Stored entries:
— START —

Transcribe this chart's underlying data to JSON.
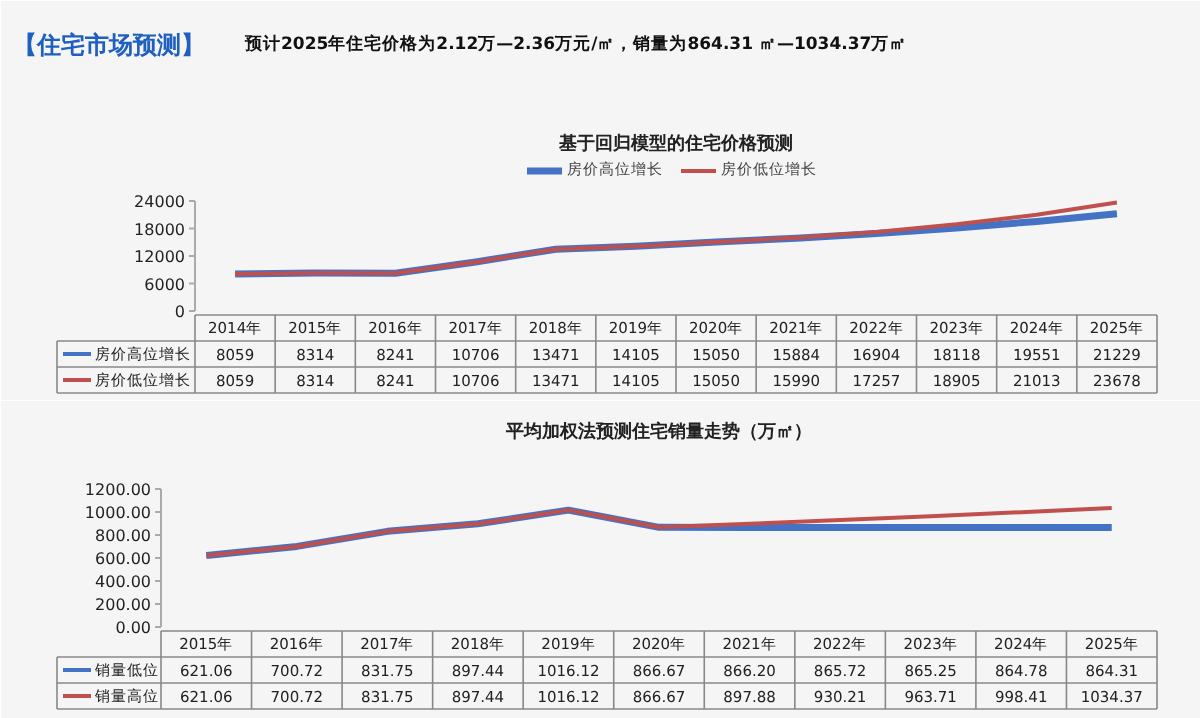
{
  "chart_data": [
    {
      "type": "line",
      "title": "基于回归模型的住宅价格预测",
      "annotations": [
        "【住宅市场预测】",
        "预计2025年住宅价格为2.12万—2.36万元/㎡，销量为864.31 ㎡—1034.37万㎡"
      ],
      "categories": [
        "2014年",
        "2015年",
        "2016年",
        "2017年",
        "2018年",
        "2019年",
        "2020年",
        "2021年",
        "2022年",
        "2023年",
        "2024年",
        "2025年"
      ],
      "ylim": [
        0,
        24000
      ],
      "yticks": [
        0,
        6000,
        12000,
        18000,
        24000
      ],
      "grid": false,
      "legend": "top",
      "data_labels": true,
      "marker": "none",
      "line_style": "solid",
      "series": [
        {
          "name": "房价高位增长",
          "color": "#4472c4",
          "values": [
            8059,
            8314,
            8241,
            10706,
            13471,
            14105,
            15050,
            15884,
            16904,
            18118,
            19551,
            21229
          ]
        },
        {
          "name": "房价低位增长",
          "color": "#c0504d",
          "values": [
            8059,
            8314,
            8241,
            10706,
            13471,
            14105,
            15050,
            15990,
            17257,
            18905,
            21013,
            23678
          ]
        }
      ]
    },
    {
      "type": "line",
      "title": "平均加权法预测住宅销量走势（万㎡）",
      "categories": [
        "2015年",
        "2016年",
        "2017年",
        "2018年",
        "2019年",
        "2020年",
        "2021年",
        "2022年",
        "2023年",
        "2024年",
        "2025年"
      ],
      "ylim": [
        0,
        1200
      ],
      "yticks": [
        {
          "value": 0,
          "label": "0.00"
        },
        {
          "value": 200,
          "label": "200.00"
        },
        {
          "value": 400,
          "label": "400.00"
        },
        {
          "value": 600,
          "label": "600.00"
        },
        {
          "value": 800,
          "label": "800.00"
        },
        {
          "value": 1000,
          "label": "1000.00"
        },
        {
          "value": 1200,
          "label": "1200.00"
        }
      ],
      "grid": false,
      "legend": "bottom left",
      "marker": "none",
      "line_style": "solid",
      "series": [
        {
          "name": "销量低位",
          "color": "#4472c4",
          "values": [
            621.06,
            700.72,
            831.75,
            897.44,
            1016.12,
            866.67,
            866.2,
            865.72,
            865.25,
            864.78,
            864.31
          ],
          "value_labels": [
            "621.06",
            "700.72",
            "831.75",
            "897.44",
            "1016.12",
            "866.67",
            "866.20",
            "865.72",
            "865.25",
            "864.78",
            "864.31"
          ]
        },
        {
          "name": "销量高位",
          "color": "#c0504d",
          "values": [
            621.06,
            700.72,
            831.75,
            897.44,
            1016.12,
            866.67,
            897.88,
            930.21,
            963.71,
            998.41,
            1034.37
          ],
          "value_labels": [
            "621.06",
            "700.72",
            "831.75",
            "897.44",
            "1016.12",
            "866.67",
            "897.88",
            "930.21",
            "963.71",
            "998.41",
            "1034.37"
          ]
        }
      ]
    }
  ]
}
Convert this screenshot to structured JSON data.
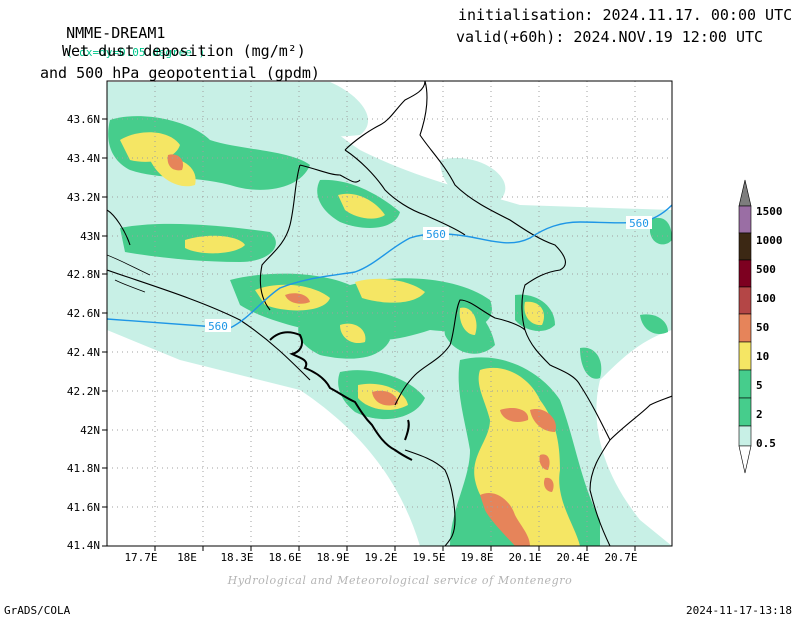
{
  "header": {
    "model": "NMME-DREAM1",
    "resolution": "( dx=dy=0.05 degree )",
    "title_line1": "Wet dust deposition (mg/m²)",
    "title_line2": "and 500 hPa geopotential (gpdm)",
    "init_label": "initialisation: 2024.11.17. 00:00 UTC",
    "valid_label": "valid(+60h): 2024.NOV.19 12:00 UTC"
  },
  "map": {
    "lon_ticks": [
      "17.7E",
      "18E",
      "18.3E",
      "18.6E",
      "18.9E",
      "19.2E",
      "19.5E",
      "19.8E",
      "20.1E",
      "20.4E",
      "20.7E"
    ],
    "lat_ticks": [
      "41.4N",
      "41.6N",
      "41.8N",
      "42N",
      "42.2N",
      "42.4N",
      "42.6N",
      "42.8N",
      "43N",
      "43.2N",
      "43.4N",
      "43.6N"
    ],
    "contour_labels": [
      "560",
      "560",
      "560"
    ],
    "colors": {
      "geopotential": "#1e96e6",
      "border": "#000000",
      "grid": "#a0a0a0"
    }
  },
  "legend": {
    "levels": [
      {
        "label": "1500",
        "color": "#7d7d7d"
      },
      {
        "label": "1000",
        "color": "#9a6ea4"
      },
      {
        "label": "500",
        "color": "#3c2814"
      },
      {
        "label": "100",
        "color": "#7d0020"
      },
      {
        "label": "50",
        "color": "#b44646"
      },
      {
        "label": "10",
        "color": "#e6845a"
      },
      {
        "label": "5",
        "color": "#f5e664"
      },
      {
        "label": "2",
        "color": "#46cd8c"
      },
      {
        "label": "0.5",
        "color": "#c8f0e6"
      }
    ]
  },
  "footer": {
    "credit": "Hydrological and Meteorological service of Montenegro",
    "software": "GrADS/COLA",
    "timestamp": "2024-11-17-13:18"
  }
}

— END —

Each entry should be repeated exactly as it appears; the pictures stay out.

RIGHT ANSWER
Transcribe this chart's underlying data to JSON.
{
  "chart_data": [
    {
      "type": "line",
      "title": "基于回归模型的住宅价格预测",
      "annotations": [
        "【住宅市场预测】",
        "预计2025年住宅价格为2.12万—2.36万元/㎡，销量为864.31 ㎡—1034.37万㎡"
      ],
      "categories": [
        "2014年",
        "2015年",
        "2016年",
        "2017年",
        "2018年",
        "2019年",
        "2020年",
        "2021年",
        "2022年",
        "2023年",
        "2024年",
        "2025年"
      ],
      "ylim": [
        0,
        24000
      ],
      "yticks": [
        0,
        6000,
        12000,
        18000,
        24000
      ],
      "grid": false,
      "legend": "top",
      "data_labels": true,
      "marker": "none",
      "line_style": "solid",
      "series": [
        {
          "name": "房价高位增长",
          "color": "#4472c4",
          "values": [
            8059,
            8314,
            8241,
            10706,
            13471,
            14105,
            15050,
            15884,
            16904,
            18118,
            19551,
            21229
          ]
        },
        {
          "name": "房价低位增长",
          "color": "#c0504d",
          "values": [
            8059,
            8314,
            8241,
            10706,
            13471,
            14105,
            15050,
            15990,
            17257,
            18905,
            21013,
            23678
          ]
        }
      ]
    },
    {
      "type": "line",
      "title": "平均加权法预测住宅销量走势（万㎡）",
      "categories": [
        "2015年",
        "2016年",
        "2017年",
        "2018年",
        "2019年",
        "2020年",
        "2021年",
        "2022年",
        "2023年",
        "2024年",
        "2025年"
      ],
      "ylim": [
        0,
        1200
      ],
      "yticks": [
        {
          "value": 0,
          "label": "0.00"
        },
        {
          "value": 200,
          "label": "200.00"
        },
        {
          "value": 400,
          "label": "400.00"
        },
        {
          "value": 600,
          "label": "600.00"
        },
        {
          "value": 800,
          "label": "800.00"
        },
        {
          "value": 1000,
          "label": "1000.00"
        },
        {
          "value": 1200,
          "label": "1200.00"
        }
      ],
      "grid": false,
      "legend": "bottom left",
      "marker": "none",
      "line_style": "solid",
      "series": [
        {
          "name": "销量低位",
          "color": "#4472c4",
          "values": [
            621.06,
            700.72,
            831.75,
            897.44,
            1016.12,
            866.67,
            866.2,
            865.72,
            865.25,
            864.78,
            864.31
          ],
          "value_labels": [
            "621.06",
            "700.72",
            "831.75",
            "897.44",
            "1016.12",
            "866.67",
            "866.20",
            "865.72",
            "865.25",
            "864.78",
            "864.31"
          ]
        },
        {
          "name": "销量高位",
          "color": "#c0504d",
          "values": [
            621.06,
            700.72,
            831.75,
            897.44,
            1016.12,
            866.67,
            897.88,
            930.21,
            963.71,
            998.41,
            1034.37
          ],
          "value_labels": [
            "621.06",
            "700.72",
            "831.75",
            "897.44",
            "1016.12",
            "866.67",
            "897.88",
            "930.21",
            "963.71",
            "998.41",
            "1034.37"
          ]
        }
      ]
    }
  ]
}
Convert this screenshot to structured JSON data.
{
  "header": {
    "model": "NMME-DREAM1",
    "resolution": "( dx=dy=0.05 degree )",
    "title_line1": "Wet dust deposition (mg/m²)",
    "title_line2": "and 500 hPa geopotential (gpdm)",
    "init_label": "initialisation: 2024.11.17. 00:00 UTC",
    "valid_label": "valid(+60h): 2024.NOV.19 12:00 UTC"
  },
  "map": {
    "lon_ticks": [
      "17.7E",
      "18E",
      "18.3E",
      "18.6E",
      "18.9E",
      "19.2E",
      "19.5E",
      "19.8E",
      "20.1E",
      "20.4E",
      "20.7E"
    ],
    "lat_ticks": [
      "41.4N",
      "41.6N",
      "41.8N",
      "42N",
      "42.2N",
      "42.4N",
      "42.6N",
      "42.8N",
      "43N",
      "43.2N",
      "43.4N",
      "43.6N"
    ],
    "contour_labels": [
      "560",
      "560",
      "560"
    ],
    "colors": {
      "geopotential": "#1e96e6",
      "border": "#000000",
      "grid": "#a0a0a0"
    }
  },
  "legend": {
    "levels": [
      {
        "label": "1500",
        "color": "#7d7d7d"
      },
      {
        "label": "1000",
        "color": "#9a6ea4"
      },
      {
        "label": "500",
        "color": "#3c2814"
      },
      {
        "label": "100",
        "color": "#7d0020"
      },
      {
        "label": "50",
        "color": "#b44646"
      },
      {
        "label": "10",
        "color": "#e6845a"
      },
      {
        "label": "5",
        "color": "#f5e664"
      },
      {
        "label": "2",
        "color": "#46cd8c"
      },
      {
        "label": "0.5",
        "color": "#c8f0e6"
      }
    ]
  },
  "footer": {
    "credit": "Hydrological and Meteorological service of Montenegro",
    "software": "GrADS/COLA",
    "timestamp": "2024-11-17-13:18"
  }
}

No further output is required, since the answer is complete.